--- EXERCISE DETAILS ---
Extract every entry word for word. Skip the pictures.

* start *

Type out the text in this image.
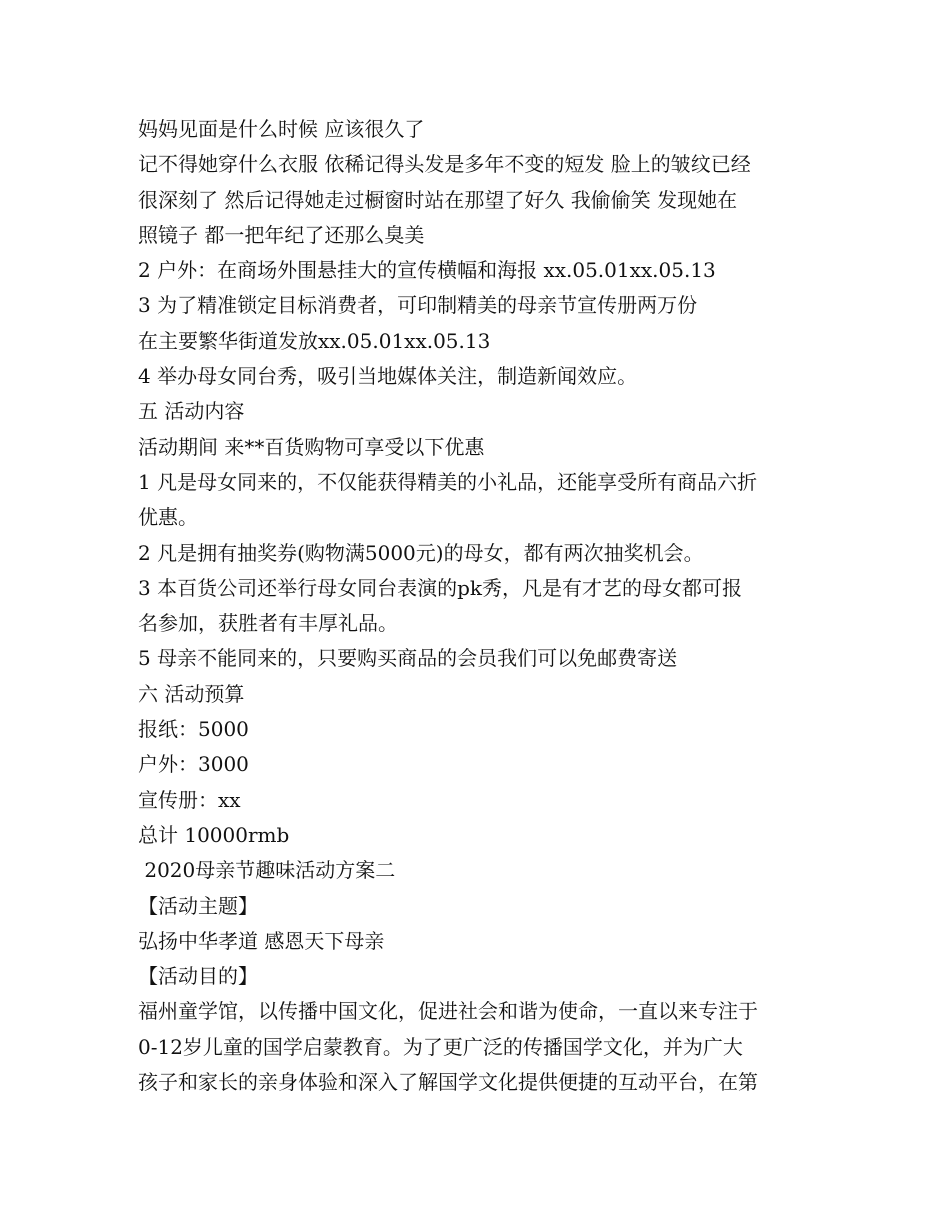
妈妈见面是什么时候 应该很久了
记不得她穿什么衣服 依稀记得头发是多年不变的短发 脸上的皱纹已经
很深刻了 然后记得她走过橱窗时站在那望了好久 我偷偷笑 发现她在
照镜子 都一把年纪了还那么臭美
2 户外：在商场外围悬挂大的宣传横幅和海报 xx.05.01xx.05.13
3 为了精准锁定目标消费者，可印制精美的母亲节宣传册两万份
在主要繁华街道发放xx.05.01xx.05.13
4 举办母女同台秀，吸引当地媒体关注，制造新闻效应。
五 活动内容
活动期间 来**百货购物可享受以下优惠
1 凡是母女同来的，不仅能获得精美的小礼品，还能享受所有商品六折
优惠。
2 凡是拥有抽奖券(购物满5000元)的母女，都有两次抽奖机会。
3 本百货公司还举行母女同台表演的pk秀，凡是有才艺的母女都可报
名参加，获胜者有丰厚礼品。
5 母亲不能同来的，只要购买商品的会员我们可以免邮费寄送
六 活动预算
报纸：5000
户外：3000
宣传册：xx
总计 10000rmb
2020母亲节趣味活动方案二
【活动主题】
弘扬中华孝道 感恩天下母亲
【活动目的】
福州童学馆，以传播中国文化，促进社会和谐为使命，一直以来专注于
0-12岁儿童的国学启蒙教育。为了更广泛的传播国学文化，并为广大
孩子和家长的亲身体验和深入了解国学文化提供便捷的互动平台，在第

* end *

--- THE COMPLETED TASK ---
Type out the text in this image.
妈妈见面是什么时候 应该很久了
记不得她穿什么衣服 依稀记得头发是多年不变的短发 脸上的皱纹已经
很深刻了 然后记得她走过橱窗时站在那望了好久 我偷偷笑 发现她在
照镜子 都一把年纪了还那么臭美
2 户外：在商场外围悬挂大的宣传横幅和海报 xx.05.01xx.05.13
3 为了精准锁定目标消费者，可印制精美的母亲节宣传册两万份
在主要繁华街道发放xx.05.01xx.05.13
4 举办母女同台秀，吸引当地媒体关注，制造新闻效应。
五 活动内容
活动期间 来**百货购物可享受以下优惠
1 凡是母女同来的，不仅能获得精美的小礼品，还能享受所有商品六折
优惠。
2 凡是拥有抽奖券(购物满5000元)的母女，都有两次抽奖机会。
3 本百货公司还举行母女同台表演的pk秀，凡是有才艺的母女都可报
名参加，获胜者有丰厚礼品。
5 母亲不能同来的，只要购买商品的会员我们可以免邮费寄送
六 活动预算
报纸：5000
户外：3000
宣传册：xx
总计 10000rmb
2020母亲节趣味活动方案二
【活动主题】
弘扬中华孝道 感恩天下母亲
【活动目的】
福州童学馆，以传播中国文化，促进社会和谐为使命，一直以来专注于
0-12岁儿童的国学启蒙教育。为了更广泛的传播国学文化，并为广大
孩子和家长的亲身体验和深入了解国学文化提供便捷的互动平台，在第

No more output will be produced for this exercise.